Dataset excerpt
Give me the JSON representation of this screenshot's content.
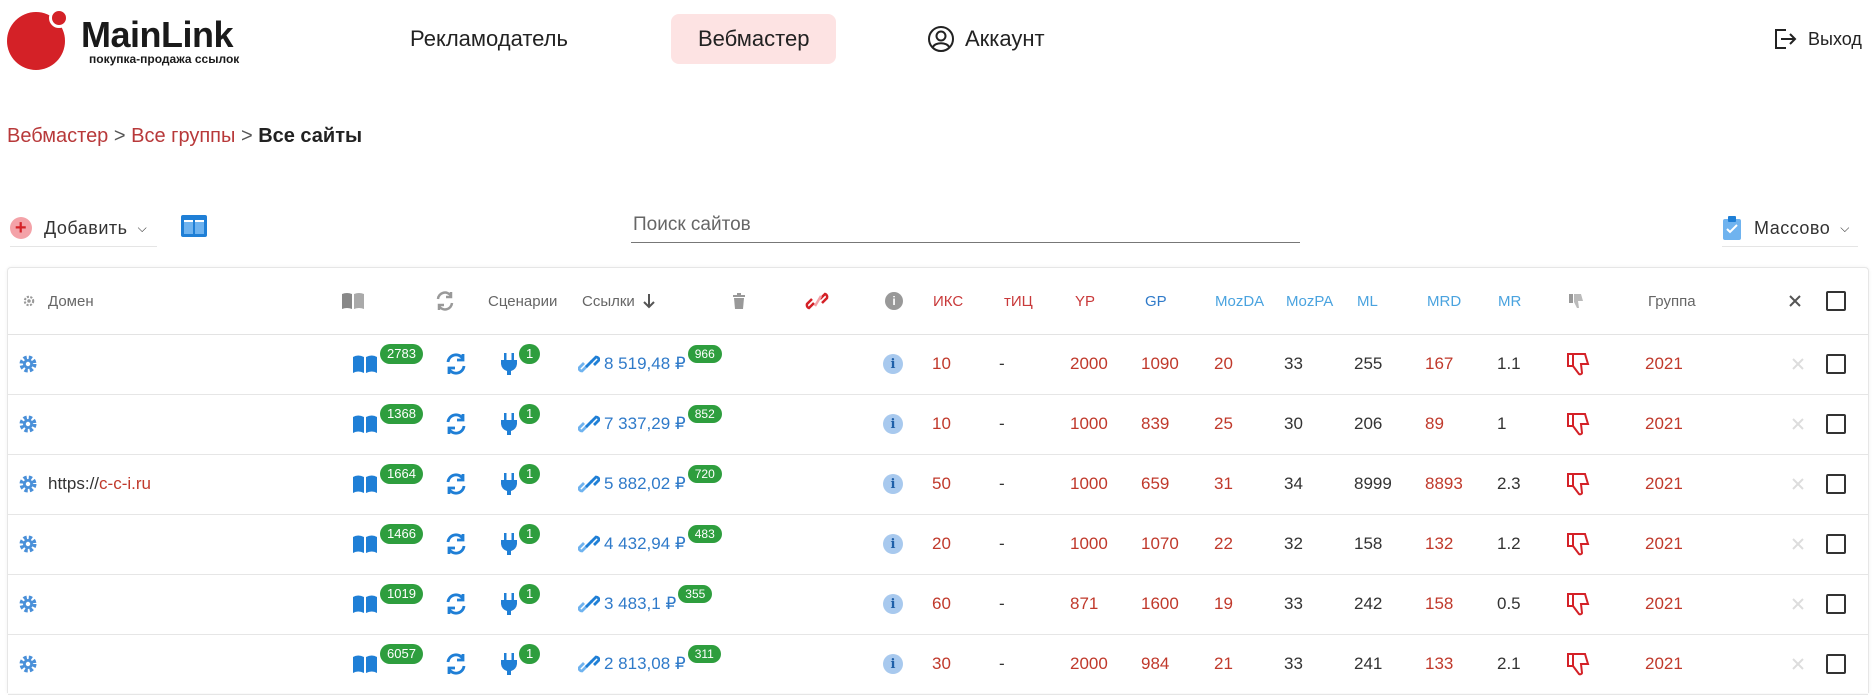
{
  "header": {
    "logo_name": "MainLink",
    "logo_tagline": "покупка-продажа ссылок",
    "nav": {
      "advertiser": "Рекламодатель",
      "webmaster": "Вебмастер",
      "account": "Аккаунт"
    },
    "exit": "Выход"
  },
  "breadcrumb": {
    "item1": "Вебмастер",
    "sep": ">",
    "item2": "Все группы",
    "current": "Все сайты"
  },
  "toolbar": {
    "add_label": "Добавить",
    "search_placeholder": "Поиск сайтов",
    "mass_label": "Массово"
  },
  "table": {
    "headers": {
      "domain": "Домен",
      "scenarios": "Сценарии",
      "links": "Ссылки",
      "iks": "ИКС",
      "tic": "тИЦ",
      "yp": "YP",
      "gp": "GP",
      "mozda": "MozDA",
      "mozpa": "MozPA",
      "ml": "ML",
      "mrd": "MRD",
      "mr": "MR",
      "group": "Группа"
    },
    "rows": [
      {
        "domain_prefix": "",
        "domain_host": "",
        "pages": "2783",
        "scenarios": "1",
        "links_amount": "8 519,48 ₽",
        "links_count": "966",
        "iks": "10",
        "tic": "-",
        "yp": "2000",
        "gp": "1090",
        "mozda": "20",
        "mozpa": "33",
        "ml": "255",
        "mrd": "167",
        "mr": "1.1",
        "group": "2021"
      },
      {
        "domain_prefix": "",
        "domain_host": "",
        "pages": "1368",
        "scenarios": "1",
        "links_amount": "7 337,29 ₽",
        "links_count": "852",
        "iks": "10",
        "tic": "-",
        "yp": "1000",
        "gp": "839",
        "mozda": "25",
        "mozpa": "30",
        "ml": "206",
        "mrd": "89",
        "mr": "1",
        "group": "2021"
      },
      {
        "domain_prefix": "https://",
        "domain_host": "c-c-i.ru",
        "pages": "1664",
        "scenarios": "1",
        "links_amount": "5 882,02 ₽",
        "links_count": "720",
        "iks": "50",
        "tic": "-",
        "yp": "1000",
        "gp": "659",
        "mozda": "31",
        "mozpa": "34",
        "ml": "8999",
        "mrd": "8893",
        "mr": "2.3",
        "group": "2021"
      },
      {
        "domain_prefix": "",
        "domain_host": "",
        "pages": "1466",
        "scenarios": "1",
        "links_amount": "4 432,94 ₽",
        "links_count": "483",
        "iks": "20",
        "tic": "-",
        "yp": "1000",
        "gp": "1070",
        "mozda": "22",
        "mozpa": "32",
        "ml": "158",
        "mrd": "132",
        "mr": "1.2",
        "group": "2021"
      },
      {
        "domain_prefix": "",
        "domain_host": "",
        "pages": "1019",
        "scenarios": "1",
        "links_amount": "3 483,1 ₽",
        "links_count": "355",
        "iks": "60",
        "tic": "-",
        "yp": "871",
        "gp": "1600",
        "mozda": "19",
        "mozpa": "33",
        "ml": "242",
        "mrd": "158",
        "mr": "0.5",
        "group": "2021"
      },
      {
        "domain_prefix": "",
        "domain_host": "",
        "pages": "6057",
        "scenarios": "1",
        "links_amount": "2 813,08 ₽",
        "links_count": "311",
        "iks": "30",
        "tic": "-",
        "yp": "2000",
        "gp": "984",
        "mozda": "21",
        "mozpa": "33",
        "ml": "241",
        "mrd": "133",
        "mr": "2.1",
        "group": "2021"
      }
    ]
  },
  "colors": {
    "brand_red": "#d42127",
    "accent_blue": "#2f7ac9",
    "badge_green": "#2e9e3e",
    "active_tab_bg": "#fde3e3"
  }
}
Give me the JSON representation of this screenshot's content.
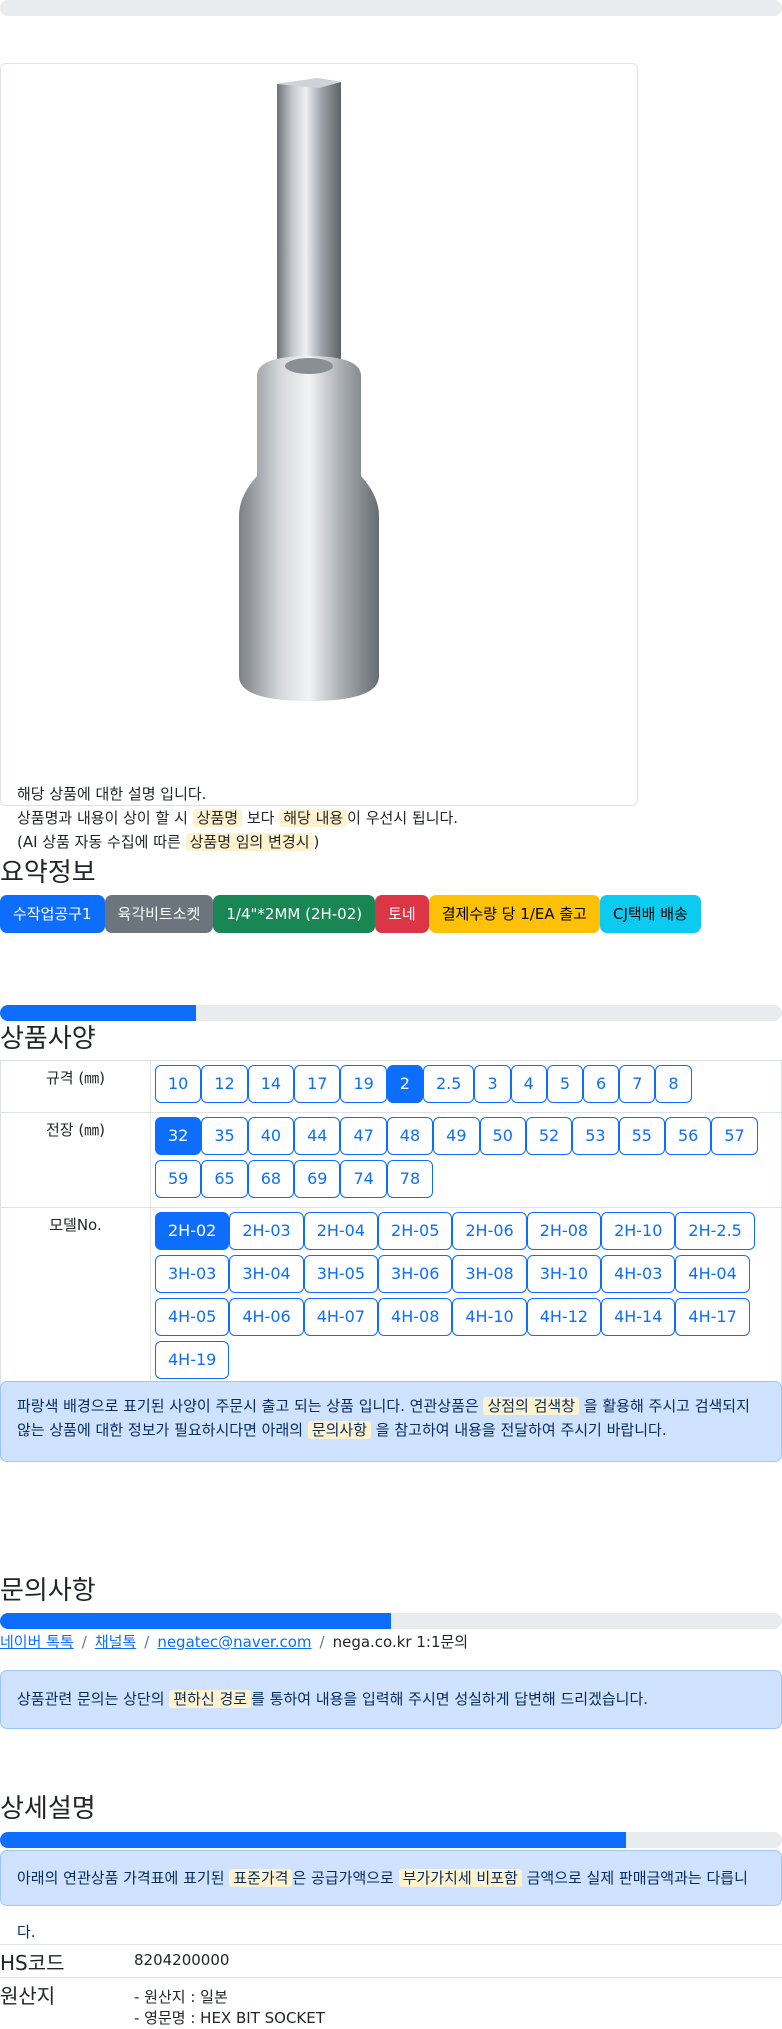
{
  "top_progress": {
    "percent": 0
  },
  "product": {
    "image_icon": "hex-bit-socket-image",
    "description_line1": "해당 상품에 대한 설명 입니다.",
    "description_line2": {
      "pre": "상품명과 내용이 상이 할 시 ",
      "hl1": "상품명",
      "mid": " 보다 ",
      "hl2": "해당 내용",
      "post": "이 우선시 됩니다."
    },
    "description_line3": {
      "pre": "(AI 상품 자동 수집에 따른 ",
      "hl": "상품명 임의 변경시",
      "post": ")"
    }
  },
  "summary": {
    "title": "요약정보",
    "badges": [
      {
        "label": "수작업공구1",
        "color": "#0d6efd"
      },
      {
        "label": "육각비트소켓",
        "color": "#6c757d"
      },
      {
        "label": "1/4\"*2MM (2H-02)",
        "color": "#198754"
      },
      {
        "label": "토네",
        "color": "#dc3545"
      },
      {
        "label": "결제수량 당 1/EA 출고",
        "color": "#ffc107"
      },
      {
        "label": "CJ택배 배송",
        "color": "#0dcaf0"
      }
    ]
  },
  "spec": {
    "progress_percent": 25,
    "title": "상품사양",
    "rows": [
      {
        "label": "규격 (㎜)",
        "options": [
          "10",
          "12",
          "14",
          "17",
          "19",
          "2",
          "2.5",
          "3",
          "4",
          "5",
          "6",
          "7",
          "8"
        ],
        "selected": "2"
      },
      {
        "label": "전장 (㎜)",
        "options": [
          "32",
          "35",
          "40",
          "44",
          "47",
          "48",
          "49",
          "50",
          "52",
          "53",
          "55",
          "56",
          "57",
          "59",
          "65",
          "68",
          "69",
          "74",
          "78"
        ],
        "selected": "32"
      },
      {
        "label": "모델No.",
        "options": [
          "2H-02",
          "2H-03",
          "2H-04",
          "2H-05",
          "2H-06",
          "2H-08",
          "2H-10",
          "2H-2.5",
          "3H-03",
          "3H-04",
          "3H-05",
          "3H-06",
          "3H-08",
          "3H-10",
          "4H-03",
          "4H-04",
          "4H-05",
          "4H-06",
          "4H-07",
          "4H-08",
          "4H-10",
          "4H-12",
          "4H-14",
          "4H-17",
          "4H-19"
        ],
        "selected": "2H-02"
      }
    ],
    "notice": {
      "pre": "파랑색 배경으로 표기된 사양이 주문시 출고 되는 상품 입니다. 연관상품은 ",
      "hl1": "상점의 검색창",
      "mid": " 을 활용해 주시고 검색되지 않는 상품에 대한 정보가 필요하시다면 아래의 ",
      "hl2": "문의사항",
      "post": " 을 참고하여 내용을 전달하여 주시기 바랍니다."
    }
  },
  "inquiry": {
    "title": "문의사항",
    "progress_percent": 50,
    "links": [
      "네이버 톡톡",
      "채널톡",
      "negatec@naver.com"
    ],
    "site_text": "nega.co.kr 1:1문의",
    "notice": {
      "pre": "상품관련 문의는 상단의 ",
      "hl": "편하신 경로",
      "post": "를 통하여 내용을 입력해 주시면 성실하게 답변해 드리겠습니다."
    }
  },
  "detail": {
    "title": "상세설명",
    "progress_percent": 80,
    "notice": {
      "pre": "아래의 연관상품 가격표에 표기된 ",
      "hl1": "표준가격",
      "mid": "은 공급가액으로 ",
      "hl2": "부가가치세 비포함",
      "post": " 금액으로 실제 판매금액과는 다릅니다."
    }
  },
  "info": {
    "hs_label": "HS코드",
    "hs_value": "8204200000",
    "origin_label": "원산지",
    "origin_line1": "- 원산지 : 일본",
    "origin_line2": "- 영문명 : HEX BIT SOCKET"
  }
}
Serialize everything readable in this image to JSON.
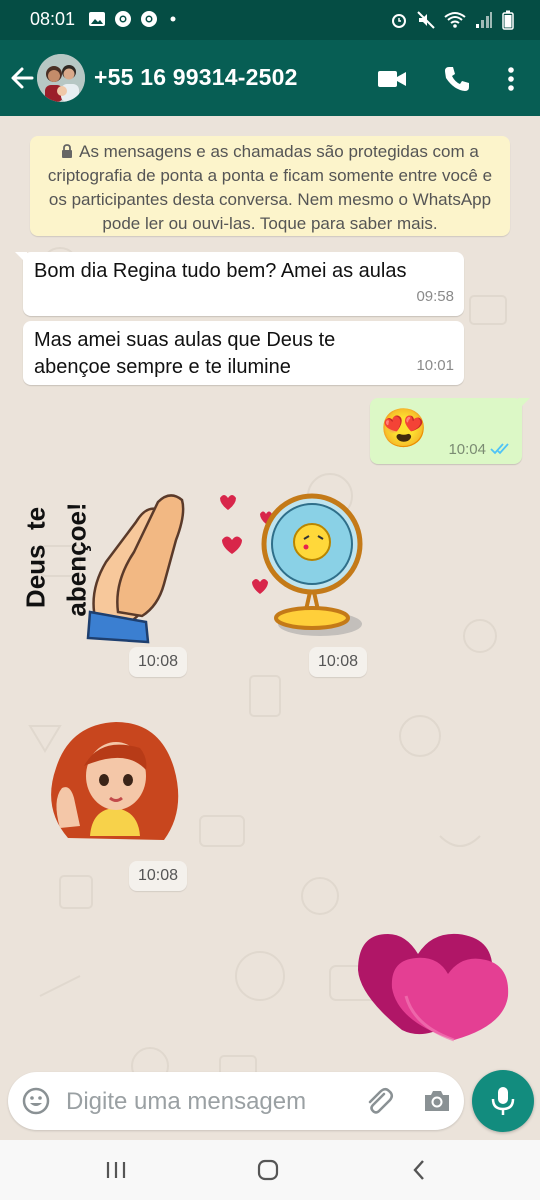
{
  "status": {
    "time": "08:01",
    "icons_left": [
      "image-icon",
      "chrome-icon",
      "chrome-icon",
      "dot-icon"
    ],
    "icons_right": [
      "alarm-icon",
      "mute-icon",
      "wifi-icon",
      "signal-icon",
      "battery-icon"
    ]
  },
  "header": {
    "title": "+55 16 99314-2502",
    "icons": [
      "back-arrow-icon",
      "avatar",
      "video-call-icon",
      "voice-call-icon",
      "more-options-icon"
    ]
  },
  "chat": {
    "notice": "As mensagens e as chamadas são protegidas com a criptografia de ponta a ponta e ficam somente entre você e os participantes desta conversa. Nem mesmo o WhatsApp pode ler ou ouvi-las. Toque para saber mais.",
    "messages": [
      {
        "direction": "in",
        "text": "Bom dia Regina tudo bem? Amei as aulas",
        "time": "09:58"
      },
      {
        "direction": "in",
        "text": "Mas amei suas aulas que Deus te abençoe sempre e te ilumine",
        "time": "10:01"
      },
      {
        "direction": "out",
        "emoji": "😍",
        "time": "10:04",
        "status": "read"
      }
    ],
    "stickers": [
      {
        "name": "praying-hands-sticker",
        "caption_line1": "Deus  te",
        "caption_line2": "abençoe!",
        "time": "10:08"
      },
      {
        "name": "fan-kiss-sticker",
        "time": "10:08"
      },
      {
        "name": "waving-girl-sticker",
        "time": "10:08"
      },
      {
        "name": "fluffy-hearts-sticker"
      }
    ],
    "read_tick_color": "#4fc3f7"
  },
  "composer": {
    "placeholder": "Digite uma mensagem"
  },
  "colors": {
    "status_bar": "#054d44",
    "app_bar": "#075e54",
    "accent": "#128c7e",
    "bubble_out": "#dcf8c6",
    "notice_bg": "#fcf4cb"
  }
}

> _Problem to solve_: Pick out each line above that includes "Вебмастер" and show it.

> _The answer_:
      "webmaster": "Вебмастер",
    "item1": "Вебмастер",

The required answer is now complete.